**** Raw data

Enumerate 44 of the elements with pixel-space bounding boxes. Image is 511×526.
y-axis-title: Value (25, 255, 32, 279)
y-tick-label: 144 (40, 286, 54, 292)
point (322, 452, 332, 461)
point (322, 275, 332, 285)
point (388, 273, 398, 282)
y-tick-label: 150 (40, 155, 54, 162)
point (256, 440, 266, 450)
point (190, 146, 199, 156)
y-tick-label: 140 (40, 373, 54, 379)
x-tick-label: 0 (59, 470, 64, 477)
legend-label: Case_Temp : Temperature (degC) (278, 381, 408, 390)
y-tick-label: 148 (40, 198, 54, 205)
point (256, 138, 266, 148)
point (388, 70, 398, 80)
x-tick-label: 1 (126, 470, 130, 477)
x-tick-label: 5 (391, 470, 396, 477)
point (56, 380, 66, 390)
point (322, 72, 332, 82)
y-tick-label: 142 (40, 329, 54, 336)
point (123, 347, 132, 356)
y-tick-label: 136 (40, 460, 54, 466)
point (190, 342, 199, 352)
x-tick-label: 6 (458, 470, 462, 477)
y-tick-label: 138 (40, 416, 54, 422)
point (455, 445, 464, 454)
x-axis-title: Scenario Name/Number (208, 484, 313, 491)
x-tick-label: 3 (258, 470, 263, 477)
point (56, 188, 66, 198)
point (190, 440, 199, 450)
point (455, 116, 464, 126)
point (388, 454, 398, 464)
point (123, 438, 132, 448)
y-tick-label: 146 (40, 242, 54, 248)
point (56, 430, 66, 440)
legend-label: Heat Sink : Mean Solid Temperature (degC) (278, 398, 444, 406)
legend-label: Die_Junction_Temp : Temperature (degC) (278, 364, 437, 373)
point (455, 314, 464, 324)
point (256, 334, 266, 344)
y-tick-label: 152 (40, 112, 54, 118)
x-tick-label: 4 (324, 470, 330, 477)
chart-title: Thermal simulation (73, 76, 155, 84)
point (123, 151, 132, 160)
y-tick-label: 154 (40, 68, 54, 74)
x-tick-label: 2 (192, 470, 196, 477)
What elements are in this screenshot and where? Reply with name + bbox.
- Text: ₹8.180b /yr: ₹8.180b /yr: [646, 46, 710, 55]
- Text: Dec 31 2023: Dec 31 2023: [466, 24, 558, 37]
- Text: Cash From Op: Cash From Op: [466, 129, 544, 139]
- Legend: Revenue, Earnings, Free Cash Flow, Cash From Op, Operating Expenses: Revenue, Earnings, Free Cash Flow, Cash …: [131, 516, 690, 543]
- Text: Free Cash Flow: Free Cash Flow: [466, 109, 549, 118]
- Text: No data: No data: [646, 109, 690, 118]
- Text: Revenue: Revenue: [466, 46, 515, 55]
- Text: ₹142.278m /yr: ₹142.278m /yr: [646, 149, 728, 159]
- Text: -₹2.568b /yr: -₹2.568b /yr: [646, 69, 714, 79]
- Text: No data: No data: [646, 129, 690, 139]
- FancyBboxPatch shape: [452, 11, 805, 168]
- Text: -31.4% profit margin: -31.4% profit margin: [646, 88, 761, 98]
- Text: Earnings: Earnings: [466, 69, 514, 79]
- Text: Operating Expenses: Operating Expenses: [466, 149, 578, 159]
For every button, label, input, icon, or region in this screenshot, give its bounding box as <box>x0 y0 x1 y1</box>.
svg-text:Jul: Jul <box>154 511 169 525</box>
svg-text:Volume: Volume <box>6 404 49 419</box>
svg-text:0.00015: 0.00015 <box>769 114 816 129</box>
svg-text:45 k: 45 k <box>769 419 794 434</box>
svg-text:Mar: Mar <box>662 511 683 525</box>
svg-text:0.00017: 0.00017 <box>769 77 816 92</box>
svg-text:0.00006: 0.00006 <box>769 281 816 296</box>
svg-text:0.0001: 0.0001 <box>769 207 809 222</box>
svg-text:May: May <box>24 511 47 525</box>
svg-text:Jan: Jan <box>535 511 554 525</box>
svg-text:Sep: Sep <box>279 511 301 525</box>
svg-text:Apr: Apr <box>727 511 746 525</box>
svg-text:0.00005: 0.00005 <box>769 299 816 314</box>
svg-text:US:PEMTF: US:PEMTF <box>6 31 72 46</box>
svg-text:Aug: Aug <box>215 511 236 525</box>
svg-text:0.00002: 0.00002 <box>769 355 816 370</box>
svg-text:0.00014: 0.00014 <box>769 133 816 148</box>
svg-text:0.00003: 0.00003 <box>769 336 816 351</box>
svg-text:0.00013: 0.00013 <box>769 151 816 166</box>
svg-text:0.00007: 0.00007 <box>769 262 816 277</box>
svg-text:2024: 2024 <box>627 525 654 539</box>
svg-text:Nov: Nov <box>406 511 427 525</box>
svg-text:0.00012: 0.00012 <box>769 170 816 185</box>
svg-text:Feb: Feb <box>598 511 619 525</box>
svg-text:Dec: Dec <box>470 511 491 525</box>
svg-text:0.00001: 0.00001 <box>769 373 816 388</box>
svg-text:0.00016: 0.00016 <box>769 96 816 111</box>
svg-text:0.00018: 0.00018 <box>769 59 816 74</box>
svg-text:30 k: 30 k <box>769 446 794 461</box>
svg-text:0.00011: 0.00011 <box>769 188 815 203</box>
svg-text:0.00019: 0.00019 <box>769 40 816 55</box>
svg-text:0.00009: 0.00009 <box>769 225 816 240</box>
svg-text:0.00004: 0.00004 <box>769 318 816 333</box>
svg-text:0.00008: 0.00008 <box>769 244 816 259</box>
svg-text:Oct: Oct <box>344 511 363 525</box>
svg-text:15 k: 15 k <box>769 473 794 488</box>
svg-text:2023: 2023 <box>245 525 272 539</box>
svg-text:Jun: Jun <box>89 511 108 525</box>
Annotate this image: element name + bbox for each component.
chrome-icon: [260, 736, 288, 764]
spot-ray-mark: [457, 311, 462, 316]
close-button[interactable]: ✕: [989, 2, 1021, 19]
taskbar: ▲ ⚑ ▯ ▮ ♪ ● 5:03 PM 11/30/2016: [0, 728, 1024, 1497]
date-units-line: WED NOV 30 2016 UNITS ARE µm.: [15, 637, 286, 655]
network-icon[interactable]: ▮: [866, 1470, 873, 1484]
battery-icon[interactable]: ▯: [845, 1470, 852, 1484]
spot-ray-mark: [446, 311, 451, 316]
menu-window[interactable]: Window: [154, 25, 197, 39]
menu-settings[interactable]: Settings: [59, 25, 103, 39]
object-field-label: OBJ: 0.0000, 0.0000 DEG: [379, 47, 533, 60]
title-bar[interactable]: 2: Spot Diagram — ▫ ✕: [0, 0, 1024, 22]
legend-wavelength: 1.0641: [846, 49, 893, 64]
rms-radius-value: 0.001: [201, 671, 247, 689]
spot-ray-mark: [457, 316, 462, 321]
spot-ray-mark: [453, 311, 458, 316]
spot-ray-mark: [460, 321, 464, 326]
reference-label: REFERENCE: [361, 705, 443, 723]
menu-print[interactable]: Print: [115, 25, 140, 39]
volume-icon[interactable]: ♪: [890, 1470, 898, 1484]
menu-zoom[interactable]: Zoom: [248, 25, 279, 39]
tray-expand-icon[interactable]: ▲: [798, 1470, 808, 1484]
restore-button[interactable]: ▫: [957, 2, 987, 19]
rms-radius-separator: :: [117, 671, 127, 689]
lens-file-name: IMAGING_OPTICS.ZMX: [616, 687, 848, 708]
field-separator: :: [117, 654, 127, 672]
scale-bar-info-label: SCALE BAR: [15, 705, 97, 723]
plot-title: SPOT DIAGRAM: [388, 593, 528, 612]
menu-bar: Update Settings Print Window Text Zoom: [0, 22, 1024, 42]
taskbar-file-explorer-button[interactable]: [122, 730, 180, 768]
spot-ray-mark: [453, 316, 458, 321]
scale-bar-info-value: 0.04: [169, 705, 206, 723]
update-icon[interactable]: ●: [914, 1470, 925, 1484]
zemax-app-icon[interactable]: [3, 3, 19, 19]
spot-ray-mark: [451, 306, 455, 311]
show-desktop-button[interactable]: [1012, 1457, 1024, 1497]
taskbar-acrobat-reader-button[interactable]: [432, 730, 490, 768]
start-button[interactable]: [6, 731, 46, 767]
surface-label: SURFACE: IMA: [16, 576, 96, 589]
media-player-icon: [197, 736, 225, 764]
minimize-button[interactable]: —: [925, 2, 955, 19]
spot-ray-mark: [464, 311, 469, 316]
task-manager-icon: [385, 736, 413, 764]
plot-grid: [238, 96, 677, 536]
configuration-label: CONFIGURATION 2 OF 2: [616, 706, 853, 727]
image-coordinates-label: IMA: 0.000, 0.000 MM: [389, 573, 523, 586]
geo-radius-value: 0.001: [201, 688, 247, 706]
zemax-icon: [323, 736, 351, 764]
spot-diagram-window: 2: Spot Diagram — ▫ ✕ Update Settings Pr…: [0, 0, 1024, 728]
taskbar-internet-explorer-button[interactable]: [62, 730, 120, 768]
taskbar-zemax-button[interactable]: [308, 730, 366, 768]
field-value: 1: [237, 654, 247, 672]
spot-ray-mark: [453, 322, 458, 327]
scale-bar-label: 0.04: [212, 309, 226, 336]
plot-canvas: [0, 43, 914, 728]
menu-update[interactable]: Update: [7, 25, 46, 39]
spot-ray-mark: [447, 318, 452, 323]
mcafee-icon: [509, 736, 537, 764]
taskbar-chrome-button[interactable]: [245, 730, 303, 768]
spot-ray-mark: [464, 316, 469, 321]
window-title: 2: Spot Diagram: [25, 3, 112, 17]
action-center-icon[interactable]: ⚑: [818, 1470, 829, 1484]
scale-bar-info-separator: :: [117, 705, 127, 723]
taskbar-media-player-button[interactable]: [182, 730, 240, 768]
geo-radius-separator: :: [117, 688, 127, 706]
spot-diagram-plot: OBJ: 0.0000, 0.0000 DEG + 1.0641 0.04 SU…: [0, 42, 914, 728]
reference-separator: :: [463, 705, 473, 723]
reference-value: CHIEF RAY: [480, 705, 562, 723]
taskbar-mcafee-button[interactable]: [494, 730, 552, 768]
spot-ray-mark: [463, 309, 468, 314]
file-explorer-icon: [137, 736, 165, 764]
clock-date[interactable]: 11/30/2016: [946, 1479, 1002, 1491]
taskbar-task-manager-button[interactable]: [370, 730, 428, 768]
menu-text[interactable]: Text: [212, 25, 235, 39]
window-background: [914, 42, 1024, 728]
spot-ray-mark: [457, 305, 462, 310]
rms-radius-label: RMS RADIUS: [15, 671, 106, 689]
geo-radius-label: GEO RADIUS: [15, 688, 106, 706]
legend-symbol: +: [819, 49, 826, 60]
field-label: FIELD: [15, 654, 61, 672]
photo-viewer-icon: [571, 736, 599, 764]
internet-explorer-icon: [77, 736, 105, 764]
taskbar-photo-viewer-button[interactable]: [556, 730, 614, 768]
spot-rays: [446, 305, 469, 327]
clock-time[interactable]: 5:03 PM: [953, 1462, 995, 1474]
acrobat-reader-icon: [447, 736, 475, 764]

********

Problem requirements:
Print the lines of the data verbatim, beginning at the first line and stopping after the line that contains "point (388, 273, 398, 282)".

Solution to the problem:
Enumerate 44 of the elements with pixel-space bounding boxes. Image is 511×526.
y-axis-title: Value (25, 255, 32, 279)
y-tick-label: 144 (40, 286, 54, 292)
point (322, 452, 332, 461)
point (322, 275, 332, 285)
point (388, 273, 398, 282)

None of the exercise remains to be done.